_Records from a data source:_
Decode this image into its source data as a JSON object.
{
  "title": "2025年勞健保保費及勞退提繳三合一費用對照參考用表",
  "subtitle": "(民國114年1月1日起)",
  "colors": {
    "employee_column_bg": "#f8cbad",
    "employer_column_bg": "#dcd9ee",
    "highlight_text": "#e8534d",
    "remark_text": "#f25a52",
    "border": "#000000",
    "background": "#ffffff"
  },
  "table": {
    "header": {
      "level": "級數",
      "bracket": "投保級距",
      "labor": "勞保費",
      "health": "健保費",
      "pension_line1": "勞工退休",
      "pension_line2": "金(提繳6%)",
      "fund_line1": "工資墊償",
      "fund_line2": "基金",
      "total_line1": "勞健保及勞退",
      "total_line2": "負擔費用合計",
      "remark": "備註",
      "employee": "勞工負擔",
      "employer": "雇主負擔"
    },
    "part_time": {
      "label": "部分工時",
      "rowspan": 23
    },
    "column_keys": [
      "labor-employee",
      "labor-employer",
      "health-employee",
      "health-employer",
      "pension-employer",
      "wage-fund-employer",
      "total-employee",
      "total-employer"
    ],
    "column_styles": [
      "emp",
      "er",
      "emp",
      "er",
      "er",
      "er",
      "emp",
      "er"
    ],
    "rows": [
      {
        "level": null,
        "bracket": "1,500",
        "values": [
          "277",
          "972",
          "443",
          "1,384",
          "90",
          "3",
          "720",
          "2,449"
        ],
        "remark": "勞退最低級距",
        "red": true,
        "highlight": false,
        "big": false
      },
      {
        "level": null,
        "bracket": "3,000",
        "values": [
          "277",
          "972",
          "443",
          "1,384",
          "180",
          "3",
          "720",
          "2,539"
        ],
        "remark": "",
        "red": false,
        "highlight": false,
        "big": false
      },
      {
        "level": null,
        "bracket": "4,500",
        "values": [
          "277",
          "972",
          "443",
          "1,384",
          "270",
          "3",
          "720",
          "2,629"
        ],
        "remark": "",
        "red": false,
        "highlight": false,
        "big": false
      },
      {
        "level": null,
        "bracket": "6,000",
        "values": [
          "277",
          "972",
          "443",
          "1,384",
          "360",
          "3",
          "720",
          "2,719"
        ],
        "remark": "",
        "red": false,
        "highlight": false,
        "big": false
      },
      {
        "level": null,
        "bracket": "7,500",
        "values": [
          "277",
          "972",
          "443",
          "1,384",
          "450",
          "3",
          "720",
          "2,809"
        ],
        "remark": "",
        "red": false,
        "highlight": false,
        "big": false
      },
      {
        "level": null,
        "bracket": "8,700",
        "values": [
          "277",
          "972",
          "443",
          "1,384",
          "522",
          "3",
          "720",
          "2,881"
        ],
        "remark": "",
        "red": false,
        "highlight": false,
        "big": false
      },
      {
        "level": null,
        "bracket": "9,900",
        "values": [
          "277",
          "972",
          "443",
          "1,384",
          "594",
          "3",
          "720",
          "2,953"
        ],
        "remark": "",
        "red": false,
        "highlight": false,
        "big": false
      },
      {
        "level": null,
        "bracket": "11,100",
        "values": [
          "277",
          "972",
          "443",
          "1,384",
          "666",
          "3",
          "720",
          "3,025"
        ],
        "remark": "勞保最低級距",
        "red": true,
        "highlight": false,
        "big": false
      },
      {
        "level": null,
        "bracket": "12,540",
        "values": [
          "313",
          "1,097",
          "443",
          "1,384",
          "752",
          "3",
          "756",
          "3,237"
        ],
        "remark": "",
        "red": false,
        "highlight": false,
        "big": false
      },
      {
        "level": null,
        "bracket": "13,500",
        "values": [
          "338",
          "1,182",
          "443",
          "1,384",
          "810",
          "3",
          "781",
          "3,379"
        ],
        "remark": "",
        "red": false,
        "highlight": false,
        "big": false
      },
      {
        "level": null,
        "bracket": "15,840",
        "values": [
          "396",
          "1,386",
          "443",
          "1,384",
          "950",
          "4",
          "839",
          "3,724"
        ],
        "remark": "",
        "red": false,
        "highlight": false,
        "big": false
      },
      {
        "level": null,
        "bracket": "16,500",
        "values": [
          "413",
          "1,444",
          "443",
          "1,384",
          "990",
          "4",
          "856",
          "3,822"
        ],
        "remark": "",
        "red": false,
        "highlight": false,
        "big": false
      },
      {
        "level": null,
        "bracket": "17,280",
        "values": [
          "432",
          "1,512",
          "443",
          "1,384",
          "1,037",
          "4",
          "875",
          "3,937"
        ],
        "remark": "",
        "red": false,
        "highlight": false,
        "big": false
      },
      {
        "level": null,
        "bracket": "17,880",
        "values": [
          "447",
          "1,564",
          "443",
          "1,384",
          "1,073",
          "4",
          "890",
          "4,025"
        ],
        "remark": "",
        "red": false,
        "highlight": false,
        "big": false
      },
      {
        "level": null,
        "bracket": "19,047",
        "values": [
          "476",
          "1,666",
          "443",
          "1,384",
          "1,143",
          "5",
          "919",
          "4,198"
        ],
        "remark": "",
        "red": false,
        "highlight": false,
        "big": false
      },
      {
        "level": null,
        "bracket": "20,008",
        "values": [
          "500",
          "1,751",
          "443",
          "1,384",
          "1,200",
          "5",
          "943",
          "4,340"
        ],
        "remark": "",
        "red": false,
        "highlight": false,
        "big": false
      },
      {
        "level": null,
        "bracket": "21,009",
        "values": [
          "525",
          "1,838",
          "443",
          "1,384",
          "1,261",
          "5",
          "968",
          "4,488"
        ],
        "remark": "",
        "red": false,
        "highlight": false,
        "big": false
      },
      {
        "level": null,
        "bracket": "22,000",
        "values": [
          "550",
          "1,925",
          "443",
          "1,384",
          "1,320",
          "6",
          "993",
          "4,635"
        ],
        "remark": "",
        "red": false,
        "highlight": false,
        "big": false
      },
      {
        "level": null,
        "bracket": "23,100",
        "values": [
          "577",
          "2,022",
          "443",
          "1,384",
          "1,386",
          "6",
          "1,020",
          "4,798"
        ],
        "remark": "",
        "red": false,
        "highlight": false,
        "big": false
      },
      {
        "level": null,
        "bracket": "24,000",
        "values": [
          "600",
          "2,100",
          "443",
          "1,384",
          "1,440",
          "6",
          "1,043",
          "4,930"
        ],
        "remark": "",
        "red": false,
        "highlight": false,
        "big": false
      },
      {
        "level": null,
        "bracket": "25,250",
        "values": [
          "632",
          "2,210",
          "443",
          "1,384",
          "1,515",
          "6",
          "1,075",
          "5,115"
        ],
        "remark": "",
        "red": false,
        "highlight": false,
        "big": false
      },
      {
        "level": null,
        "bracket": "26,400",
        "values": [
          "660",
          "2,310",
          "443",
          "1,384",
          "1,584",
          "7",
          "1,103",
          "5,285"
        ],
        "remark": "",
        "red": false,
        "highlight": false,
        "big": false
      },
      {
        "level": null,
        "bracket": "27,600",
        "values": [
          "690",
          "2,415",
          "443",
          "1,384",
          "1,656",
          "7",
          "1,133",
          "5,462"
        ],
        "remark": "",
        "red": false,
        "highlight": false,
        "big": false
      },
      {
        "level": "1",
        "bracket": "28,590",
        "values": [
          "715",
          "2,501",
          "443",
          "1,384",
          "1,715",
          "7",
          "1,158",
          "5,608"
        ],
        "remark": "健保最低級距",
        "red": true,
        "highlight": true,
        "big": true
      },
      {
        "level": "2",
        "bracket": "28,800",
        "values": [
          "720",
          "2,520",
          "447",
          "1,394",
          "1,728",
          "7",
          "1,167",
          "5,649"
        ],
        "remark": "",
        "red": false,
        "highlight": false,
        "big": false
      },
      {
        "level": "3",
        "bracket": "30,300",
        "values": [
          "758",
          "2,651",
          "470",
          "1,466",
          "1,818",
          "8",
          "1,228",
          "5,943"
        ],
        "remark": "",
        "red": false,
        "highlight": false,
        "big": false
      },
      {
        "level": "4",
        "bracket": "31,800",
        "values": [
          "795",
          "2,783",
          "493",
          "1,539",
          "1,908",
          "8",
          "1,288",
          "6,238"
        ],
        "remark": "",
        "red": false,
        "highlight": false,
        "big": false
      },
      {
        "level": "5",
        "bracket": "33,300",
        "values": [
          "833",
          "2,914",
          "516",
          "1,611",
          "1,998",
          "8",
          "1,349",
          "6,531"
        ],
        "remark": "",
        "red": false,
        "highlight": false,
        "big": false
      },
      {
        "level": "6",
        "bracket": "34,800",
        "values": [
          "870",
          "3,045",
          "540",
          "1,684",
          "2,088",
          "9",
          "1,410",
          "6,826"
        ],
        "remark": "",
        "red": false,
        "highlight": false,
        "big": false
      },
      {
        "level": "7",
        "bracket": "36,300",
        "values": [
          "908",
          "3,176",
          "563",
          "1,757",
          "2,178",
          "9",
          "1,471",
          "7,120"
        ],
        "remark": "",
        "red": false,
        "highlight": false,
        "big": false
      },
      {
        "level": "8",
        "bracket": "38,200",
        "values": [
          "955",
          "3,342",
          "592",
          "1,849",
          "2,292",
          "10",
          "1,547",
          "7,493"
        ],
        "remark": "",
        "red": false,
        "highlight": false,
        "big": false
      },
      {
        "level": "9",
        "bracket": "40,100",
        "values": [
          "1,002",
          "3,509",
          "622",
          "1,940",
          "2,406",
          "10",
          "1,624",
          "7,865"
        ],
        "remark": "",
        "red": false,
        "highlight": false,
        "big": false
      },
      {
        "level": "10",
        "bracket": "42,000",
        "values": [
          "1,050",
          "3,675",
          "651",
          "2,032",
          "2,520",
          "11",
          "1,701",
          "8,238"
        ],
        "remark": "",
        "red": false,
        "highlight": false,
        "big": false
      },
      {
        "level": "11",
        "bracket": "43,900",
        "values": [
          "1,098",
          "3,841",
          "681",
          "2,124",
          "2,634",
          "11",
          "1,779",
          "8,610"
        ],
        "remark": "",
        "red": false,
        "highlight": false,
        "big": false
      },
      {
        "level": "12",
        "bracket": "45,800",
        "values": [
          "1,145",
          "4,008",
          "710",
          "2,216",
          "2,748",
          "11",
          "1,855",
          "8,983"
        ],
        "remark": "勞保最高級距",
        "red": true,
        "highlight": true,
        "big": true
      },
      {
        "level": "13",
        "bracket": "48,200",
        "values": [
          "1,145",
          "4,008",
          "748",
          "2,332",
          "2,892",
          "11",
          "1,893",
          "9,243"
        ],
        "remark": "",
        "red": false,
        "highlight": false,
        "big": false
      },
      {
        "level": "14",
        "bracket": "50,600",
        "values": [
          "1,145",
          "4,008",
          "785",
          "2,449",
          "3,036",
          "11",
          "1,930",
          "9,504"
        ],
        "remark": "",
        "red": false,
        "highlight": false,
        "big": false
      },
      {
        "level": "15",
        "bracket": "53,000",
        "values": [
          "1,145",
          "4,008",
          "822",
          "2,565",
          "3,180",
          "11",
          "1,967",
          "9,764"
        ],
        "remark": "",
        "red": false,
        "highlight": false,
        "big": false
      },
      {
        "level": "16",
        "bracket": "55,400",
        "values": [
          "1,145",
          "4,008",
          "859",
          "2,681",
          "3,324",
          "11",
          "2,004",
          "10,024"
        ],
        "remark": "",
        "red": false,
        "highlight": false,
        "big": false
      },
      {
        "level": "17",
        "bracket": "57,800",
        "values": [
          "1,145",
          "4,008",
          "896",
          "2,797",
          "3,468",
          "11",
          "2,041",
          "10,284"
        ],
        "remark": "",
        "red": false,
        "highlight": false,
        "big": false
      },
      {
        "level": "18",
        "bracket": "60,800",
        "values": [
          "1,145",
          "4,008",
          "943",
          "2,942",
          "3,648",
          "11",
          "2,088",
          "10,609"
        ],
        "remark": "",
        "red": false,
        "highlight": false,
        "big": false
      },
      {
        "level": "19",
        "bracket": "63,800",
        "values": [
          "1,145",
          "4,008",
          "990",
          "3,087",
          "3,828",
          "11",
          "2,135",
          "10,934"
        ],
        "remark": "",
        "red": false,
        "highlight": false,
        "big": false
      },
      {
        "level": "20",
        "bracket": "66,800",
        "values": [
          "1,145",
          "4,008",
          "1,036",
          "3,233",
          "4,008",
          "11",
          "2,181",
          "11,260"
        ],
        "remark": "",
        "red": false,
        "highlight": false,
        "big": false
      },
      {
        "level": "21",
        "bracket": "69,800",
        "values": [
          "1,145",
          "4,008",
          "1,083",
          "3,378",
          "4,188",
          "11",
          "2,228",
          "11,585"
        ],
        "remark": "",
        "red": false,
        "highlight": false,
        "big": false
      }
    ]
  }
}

_What is expected:_ Show each line in the entries that holds the string "labor".

_Result for this task:_
      "labor": "勞保費",
      "labor-employee",
      "labor-employer",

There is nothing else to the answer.